Document text:
§ §

- Born: August 2, 1904 Muskegon, Michigan, US
- Died: September 11, 1978 (aged 74) Los Angeles, California, US
- Education: Jennings Seminary, Albion College
- Occupation: Writer
- Spouse(s): Winfield Scott Way David J.-P. Bonnard Charles Heber Clayton Thomas Barclay Thomson
- Writing career
- Period: 1920s–1970s
- Genres: Short story, novels, pulp romance
- Notable work: Seed of the Land (1935)
- Notable awards: First prize, best story published in The Echo (1927)

= Isabel Stewart Way =

American writer (1904–1978)

Isabel E. Stewart Way (August 2, 1904 – September 23, 1978) was an American writer based in Azusa, California. Her first novel was Seed of the Land (1935). She was also a playwright and wrote hundreds of pulp genre stories and novels, especially Westerns and romances.

==Early life and education==
Isabel Stewart Way was born in Muskegon, Michigan, the daughter of Harlow Auburn Stewart and Alice Brown Stewart. Her father was a piano salesman. She graduated from Jennings Seminary in Aurora, Illinois, and spent two years at Albion College in Michigan, before she withdrew from school to seek treatment for tuberculosis in warmer states.

§ §

Problem description: Please reproduce the stretch of the Isabel Stewart Way biography from "- Notable awards: First" through "in warmer states.". You can ignore the lines that come next.

Available data:

§ §

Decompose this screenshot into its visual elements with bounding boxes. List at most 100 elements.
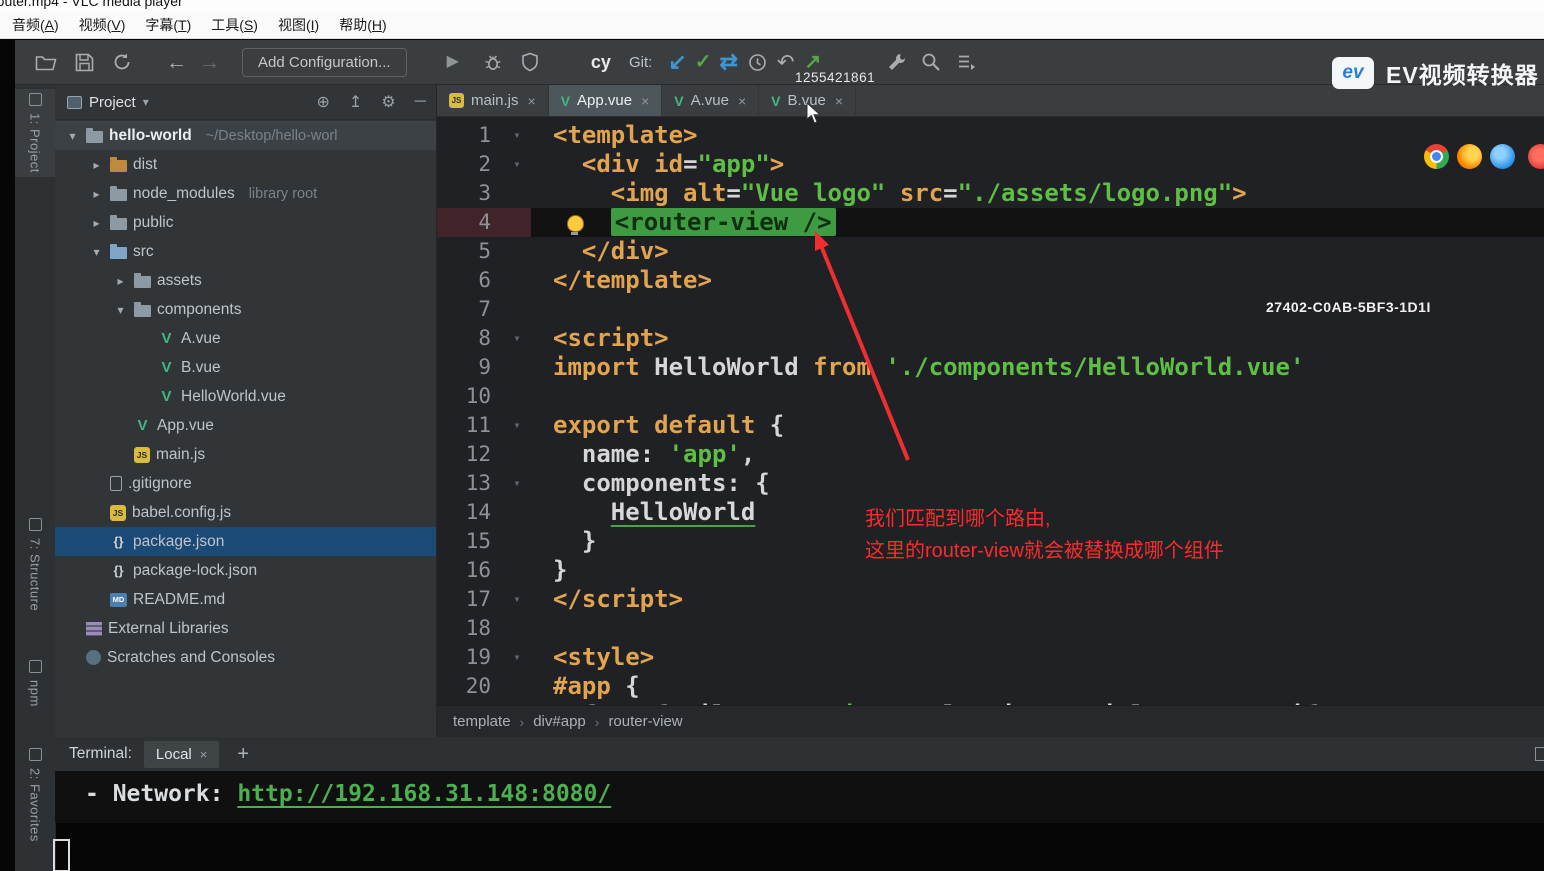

§ §

Task result:
- Notable awards: First prize, best story published in The Echo (1927)

= Isabel Stewart Way =

American writer (1904–1978)

Isabel E. Stewart Way (August 2, 1904 – September 23, 1978) was an American writer based in Azusa, California. Her first novel was Seed of the Land (1935). She was also a playwright and wrote hundreds of pulp genre stories and novels, especially Westerns and romances.

==Early life and education==
Isabel Stewart Way was born in Muskegon, Michigan, the daughter of Harlow Auburn Stewart and Alice Brown Stewart. Her father was a piano salesman. She graduated from Jennings Seminary in Aurora, Illinois, and spent two years at Albion College in Michigan, before she withdrew from school to seek treatment for tuberculosis in warmer states.